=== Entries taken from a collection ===

----------------

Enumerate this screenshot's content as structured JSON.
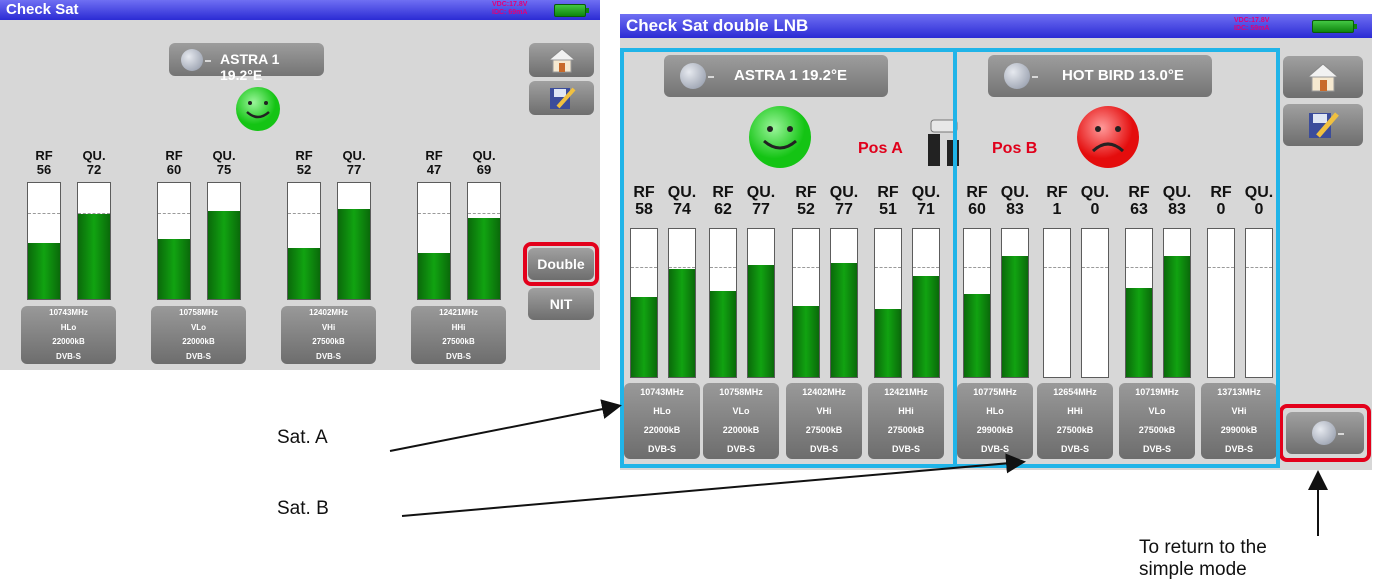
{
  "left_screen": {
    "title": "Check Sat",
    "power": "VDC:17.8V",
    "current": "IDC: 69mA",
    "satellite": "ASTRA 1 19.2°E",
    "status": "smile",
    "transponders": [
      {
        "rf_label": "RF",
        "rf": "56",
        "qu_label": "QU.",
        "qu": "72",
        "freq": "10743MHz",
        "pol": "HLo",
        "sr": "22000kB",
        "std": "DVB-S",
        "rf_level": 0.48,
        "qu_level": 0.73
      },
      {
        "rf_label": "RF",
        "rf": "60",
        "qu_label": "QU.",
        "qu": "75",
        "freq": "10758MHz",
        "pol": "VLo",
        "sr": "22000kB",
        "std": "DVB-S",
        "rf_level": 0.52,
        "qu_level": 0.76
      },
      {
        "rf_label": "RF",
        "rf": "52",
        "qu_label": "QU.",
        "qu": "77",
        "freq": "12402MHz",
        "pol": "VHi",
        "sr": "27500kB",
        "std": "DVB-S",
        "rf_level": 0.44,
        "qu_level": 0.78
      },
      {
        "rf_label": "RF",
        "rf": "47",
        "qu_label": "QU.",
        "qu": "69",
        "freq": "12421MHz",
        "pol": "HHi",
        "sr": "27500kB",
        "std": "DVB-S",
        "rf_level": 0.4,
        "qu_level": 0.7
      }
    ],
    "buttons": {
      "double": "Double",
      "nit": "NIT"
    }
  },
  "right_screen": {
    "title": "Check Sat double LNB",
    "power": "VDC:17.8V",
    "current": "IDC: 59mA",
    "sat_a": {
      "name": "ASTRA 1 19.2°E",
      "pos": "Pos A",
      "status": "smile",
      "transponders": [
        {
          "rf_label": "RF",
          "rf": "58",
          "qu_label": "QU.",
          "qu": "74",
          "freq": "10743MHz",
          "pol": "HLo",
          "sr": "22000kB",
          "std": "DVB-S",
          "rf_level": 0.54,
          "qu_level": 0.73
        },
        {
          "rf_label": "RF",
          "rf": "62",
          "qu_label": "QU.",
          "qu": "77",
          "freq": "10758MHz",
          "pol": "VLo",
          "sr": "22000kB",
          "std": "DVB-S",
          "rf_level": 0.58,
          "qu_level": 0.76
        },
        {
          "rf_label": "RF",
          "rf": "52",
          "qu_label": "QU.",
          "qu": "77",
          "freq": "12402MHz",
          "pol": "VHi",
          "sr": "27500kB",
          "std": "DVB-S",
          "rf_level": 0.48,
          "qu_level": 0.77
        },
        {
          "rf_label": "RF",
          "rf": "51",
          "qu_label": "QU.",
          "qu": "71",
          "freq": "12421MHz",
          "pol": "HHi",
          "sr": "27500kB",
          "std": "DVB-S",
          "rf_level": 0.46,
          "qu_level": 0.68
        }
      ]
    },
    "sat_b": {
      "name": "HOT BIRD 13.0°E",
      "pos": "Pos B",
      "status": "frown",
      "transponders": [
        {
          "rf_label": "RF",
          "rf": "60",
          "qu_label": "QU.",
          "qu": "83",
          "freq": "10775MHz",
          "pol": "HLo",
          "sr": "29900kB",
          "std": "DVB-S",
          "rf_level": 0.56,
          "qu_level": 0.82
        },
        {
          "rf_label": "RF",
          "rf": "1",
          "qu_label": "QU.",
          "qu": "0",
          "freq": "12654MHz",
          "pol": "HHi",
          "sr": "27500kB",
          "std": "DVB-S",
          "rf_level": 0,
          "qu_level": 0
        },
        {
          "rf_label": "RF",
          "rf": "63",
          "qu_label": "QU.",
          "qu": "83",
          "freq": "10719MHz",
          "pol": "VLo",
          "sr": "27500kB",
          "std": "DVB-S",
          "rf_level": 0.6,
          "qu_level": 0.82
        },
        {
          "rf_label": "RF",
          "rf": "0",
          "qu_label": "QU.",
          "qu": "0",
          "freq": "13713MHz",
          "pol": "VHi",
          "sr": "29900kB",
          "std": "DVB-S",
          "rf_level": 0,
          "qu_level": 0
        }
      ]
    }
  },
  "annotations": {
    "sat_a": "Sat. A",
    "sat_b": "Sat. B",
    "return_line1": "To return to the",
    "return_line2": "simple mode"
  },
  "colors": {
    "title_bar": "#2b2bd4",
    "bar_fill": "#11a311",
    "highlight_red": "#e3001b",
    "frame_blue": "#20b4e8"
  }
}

----------------

=== EXERCISE OBJECTIVE ===
Restate the whole listing above exactly, except for its images.

=== OUTPUT OF THE EXERCISE ===
Enumerate this screenshot's content as structured JSON.
{
  "left_screen": {
    "title": "Check Sat",
    "power": "VDC:17.8V",
    "current": "IDC: 69mA",
    "satellite": "ASTRA 1 19.2°E",
    "status": "smile",
    "transponders": [
      {
        "rf_label": "RF",
        "rf": "56",
        "qu_label": "QU.",
        "qu": "72",
        "freq": "10743MHz",
        "pol": "HLo",
        "sr": "22000kB",
        "std": "DVB-S",
        "rf_level": 0.48,
        "qu_level": 0.73
      },
      {
        "rf_label": "RF",
        "rf": "60",
        "qu_label": "QU.",
        "qu": "75",
        "freq": "10758MHz",
        "pol": "VLo",
        "sr": "22000kB",
        "std": "DVB-S",
        "rf_level": 0.52,
        "qu_level": 0.76
      },
      {
        "rf_label": "RF",
        "rf": "52",
        "qu_label": "QU.",
        "qu": "77",
        "freq": "12402MHz",
        "pol": "VHi",
        "sr": "27500kB",
        "std": "DVB-S",
        "rf_level": 0.44,
        "qu_level": 0.78
      },
      {
        "rf_label": "RF",
        "rf": "47",
        "qu_label": "QU.",
        "qu": "69",
        "freq": "12421MHz",
        "pol": "HHi",
        "sr": "27500kB",
        "std": "DVB-S",
        "rf_level": 0.4,
        "qu_level": 0.7
      }
    ],
    "buttons": {
      "double": "Double",
      "nit": "NIT"
    }
  },
  "right_screen": {
    "title": "Check Sat double LNB",
    "power": "VDC:17.8V",
    "current": "IDC: 59mA",
    "sat_a": {
      "name": "ASTRA 1 19.2°E",
      "pos": "Pos A",
      "status": "smile",
      "transponders": [
        {
          "rf_label": "RF",
          "rf": "58",
          "qu_label": "QU.",
          "qu": "74",
          "freq": "10743MHz",
          "pol": "HLo",
          "sr": "22000kB",
          "std": "DVB-S",
          "rf_level": 0.54,
          "qu_level": 0.73
        },
        {
          "rf_label": "RF",
          "rf": "62",
          "qu_label": "QU.",
          "qu": "77",
          "freq": "10758MHz",
          "pol": "VLo",
          "sr": "22000kB",
          "std": "DVB-S",
          "rf_level": 0.58,
          "qu_level": 0.76
        },
        {
          "rf_label": "RF",
          "rf": "52",
          "qu_label": "QU.",
          "qu": "77",
          "freq": "12402MHz",
          "pol": "VHi",
          "sr": "27500kB",
          "std": "DVB-S",
          "rf_level": 0.48,
          "qu_level": 0.77
        },
        {
          "rf_label": "RF",
          "rf": "51",
          "qu_label": "QU.",
          "qu": "71",
          "freq": "12421MHz",
          "pol": "HHi",
          "sr": "27500kB",
          "std": "DVB-S",
          "rf_level": 0.46,
          "qu_level": 0.68
        }
      ]
    },
    "sat_b": {
      "name": "HOT BIRD 13.0°E",
      "pos": "Pos B",
      "status": "frown",
      "transponders": [
        {
          "rf_label": "RF",
          "rf": "60",
          "qu_label": "QU.",
          "qu": "83",
          "freq": "10775MHz",
          "pol": "HLo",
          "sr": "29900kB",
          "std": "DVB-S",
          "rf_level": 0.56,
          "qu_level": 0.82
        },
        {
          "rf_label": "RF",
          "rf": "1",
          "qu_label": "QU.",
          "qu": "0",
          "freq": "12654MHz",
          "pol": "HHi",
          "sr": "27500kB",
          "std": "DVB-S",
          "rf_level": 0,
          "qu_level": 0
        },
        {
          "rf_label": "RF",
          "rf": "63",
          "qu_label": "QU.",
          "qu": "83",
          "freq": "10719MHz",
          "pol": "VLo",
          "sr": "27500kB",
          "std": "DVB-S",
          "rf_level": 0.6,
          "qu_level": 0.82
        },
        {
          "rf_label": "RF",
          "rf": "0",
          "qu_label": "QU.",
          "qu": "0",
          "freq": "13713MHz",
          "pol": "VHi",
          "sr": "29900kB",
          "std": "DVB-S",
          "rf_level": 0,
          "qu_level": 0
        }
      ]
    }
  },
  "annotations": {
    "sat_a": "Sat. A",
    "sat_b": "Sat. B",
    "return_line1": "To return to the",
    "return_line2": "simple mode"
  },
  "colors": {
    "title_bar": "#2b2bd4",
    "bar_fill": "#11a311",
    "highlight_red": "#e3001b",
    "frame_blue": "#20b4e8"
  }
}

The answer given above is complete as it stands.